- **WORK TO DO**: Find every line of the listing below where "said" appears, and copy it.

----------

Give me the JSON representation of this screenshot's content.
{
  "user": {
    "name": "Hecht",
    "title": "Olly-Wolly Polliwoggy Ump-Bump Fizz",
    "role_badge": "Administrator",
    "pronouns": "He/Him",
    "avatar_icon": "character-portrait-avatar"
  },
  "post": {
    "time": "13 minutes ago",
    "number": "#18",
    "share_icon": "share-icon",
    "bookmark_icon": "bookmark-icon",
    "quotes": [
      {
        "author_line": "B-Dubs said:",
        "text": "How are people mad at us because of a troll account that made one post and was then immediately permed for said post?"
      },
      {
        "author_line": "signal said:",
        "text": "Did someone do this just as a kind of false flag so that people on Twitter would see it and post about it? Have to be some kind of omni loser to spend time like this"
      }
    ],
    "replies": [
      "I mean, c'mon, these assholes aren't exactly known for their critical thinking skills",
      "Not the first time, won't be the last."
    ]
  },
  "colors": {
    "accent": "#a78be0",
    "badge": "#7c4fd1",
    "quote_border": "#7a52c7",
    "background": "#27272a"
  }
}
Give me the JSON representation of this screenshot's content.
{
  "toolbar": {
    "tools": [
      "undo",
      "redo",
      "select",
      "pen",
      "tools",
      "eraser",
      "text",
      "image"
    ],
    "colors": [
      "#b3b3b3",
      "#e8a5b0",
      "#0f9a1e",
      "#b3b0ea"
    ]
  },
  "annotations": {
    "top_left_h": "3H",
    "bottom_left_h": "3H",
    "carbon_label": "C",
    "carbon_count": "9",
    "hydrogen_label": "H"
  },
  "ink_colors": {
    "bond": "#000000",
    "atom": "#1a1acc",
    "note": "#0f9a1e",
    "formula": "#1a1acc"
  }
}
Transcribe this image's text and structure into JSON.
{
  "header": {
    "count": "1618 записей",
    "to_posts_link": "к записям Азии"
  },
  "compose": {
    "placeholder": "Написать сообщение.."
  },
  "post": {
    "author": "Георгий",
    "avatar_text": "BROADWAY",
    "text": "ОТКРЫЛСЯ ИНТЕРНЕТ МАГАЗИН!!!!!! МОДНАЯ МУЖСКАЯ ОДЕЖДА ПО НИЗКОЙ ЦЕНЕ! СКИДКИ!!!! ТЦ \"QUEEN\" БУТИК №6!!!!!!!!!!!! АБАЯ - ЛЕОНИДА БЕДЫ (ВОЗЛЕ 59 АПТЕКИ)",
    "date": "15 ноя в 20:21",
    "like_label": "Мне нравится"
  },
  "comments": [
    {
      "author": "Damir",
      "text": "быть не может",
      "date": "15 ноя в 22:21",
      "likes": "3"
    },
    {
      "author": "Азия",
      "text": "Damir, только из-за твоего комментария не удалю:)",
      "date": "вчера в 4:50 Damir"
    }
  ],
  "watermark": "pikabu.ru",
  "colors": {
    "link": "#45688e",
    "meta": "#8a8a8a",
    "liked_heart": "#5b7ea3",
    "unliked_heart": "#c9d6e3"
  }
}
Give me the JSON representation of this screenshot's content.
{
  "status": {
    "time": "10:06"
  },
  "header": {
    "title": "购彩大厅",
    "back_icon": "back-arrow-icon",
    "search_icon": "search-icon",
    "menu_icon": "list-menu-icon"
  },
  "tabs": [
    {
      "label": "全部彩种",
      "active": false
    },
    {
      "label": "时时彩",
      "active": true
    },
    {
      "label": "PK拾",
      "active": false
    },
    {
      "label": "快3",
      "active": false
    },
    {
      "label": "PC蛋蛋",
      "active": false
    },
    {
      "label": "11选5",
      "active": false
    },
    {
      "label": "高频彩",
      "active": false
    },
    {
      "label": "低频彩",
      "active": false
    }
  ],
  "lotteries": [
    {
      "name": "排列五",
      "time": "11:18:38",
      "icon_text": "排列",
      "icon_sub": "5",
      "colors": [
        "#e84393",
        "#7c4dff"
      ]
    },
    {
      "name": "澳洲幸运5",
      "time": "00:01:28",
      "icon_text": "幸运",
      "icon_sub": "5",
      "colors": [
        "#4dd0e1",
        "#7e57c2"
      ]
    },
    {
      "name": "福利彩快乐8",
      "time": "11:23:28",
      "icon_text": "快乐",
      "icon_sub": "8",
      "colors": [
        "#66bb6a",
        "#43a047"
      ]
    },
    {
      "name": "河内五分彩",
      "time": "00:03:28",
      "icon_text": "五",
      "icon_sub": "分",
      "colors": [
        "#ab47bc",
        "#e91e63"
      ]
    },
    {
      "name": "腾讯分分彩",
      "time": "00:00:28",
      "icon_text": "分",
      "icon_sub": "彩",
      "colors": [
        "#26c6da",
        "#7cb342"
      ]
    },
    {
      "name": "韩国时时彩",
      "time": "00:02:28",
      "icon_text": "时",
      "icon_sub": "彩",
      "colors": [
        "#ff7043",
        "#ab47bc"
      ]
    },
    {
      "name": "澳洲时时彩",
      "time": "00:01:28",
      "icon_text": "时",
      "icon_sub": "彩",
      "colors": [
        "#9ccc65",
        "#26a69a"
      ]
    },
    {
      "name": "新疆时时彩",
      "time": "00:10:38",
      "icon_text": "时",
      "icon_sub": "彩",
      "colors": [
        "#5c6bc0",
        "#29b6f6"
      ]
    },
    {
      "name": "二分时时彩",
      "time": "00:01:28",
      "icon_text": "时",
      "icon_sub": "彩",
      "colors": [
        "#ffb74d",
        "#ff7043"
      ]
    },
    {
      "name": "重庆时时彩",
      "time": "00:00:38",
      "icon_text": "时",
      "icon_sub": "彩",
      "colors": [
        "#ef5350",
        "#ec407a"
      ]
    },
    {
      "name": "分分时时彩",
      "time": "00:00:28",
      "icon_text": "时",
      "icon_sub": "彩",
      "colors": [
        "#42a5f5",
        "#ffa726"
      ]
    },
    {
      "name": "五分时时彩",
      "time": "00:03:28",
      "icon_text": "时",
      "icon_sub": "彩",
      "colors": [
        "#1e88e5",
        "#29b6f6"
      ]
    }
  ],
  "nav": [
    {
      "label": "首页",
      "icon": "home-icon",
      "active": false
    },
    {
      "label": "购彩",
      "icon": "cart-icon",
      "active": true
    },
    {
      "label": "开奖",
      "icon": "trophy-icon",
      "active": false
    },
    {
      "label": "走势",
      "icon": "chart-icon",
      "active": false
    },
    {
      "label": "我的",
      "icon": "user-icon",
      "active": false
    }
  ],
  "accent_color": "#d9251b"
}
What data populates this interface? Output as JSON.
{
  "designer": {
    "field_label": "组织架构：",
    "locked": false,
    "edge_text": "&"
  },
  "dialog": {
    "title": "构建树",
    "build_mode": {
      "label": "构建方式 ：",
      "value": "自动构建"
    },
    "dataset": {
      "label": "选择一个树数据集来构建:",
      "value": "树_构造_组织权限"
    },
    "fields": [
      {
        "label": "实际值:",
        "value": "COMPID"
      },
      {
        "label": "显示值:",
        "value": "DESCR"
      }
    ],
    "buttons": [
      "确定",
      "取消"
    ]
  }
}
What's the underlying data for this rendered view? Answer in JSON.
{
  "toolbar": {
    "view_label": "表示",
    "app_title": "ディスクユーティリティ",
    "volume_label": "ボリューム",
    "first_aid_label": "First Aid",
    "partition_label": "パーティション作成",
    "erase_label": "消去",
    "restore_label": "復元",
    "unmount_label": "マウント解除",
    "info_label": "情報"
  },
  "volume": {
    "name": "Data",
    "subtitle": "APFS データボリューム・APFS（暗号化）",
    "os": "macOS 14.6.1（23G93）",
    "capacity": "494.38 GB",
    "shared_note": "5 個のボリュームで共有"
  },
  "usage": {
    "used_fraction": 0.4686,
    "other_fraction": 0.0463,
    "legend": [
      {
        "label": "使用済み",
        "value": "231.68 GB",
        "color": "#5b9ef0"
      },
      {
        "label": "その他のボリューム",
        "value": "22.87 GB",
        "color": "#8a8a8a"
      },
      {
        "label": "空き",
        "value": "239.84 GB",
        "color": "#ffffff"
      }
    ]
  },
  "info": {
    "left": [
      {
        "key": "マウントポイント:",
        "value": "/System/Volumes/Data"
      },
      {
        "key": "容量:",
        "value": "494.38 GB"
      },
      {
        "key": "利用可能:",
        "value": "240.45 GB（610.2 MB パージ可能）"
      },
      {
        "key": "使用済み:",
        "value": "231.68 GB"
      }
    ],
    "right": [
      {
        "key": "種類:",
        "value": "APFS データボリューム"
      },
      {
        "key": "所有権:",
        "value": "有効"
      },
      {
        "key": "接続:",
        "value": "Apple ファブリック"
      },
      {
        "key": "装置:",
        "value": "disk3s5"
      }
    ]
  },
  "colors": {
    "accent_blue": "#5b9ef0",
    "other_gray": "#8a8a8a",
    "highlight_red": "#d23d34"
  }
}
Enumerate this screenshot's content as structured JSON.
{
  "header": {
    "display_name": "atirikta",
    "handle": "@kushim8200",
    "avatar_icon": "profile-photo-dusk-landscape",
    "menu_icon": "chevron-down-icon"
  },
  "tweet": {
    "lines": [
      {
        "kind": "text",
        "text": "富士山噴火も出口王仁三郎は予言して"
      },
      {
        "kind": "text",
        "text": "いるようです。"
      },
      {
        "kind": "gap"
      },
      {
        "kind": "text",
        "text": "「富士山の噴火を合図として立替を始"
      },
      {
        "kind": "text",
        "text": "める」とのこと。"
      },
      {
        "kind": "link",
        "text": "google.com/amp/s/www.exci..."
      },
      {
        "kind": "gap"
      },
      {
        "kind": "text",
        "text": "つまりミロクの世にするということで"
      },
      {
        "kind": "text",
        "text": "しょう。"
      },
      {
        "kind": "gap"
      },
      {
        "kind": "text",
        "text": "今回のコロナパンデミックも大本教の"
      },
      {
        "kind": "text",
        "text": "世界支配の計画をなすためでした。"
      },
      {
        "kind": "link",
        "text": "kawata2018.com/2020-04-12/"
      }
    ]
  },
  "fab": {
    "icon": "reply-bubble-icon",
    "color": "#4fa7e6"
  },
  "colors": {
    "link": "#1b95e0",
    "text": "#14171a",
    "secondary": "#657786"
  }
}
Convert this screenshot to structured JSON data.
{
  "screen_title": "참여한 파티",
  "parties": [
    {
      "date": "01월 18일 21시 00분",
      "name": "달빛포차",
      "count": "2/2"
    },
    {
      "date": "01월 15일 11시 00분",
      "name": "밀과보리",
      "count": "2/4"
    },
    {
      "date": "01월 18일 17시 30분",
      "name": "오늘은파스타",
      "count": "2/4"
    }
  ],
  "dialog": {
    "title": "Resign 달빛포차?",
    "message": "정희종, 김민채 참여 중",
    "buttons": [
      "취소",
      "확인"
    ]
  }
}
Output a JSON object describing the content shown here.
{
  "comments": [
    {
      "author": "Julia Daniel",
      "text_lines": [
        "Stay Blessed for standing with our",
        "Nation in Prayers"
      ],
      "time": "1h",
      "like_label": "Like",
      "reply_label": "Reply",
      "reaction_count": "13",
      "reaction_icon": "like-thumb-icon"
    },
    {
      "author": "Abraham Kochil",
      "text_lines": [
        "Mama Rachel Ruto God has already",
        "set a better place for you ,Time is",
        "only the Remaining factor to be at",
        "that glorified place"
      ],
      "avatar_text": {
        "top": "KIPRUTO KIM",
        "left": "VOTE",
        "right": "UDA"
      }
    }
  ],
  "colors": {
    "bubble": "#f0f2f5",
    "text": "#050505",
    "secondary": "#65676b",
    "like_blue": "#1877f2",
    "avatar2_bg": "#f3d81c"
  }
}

----------

- **THE REPLY**:
        "author_line": "B-Dubs said:",
        "text": "How are people mad at us because of a troll account that made one post and was then immediately permed for said post?"
        "author_line": "signal said:",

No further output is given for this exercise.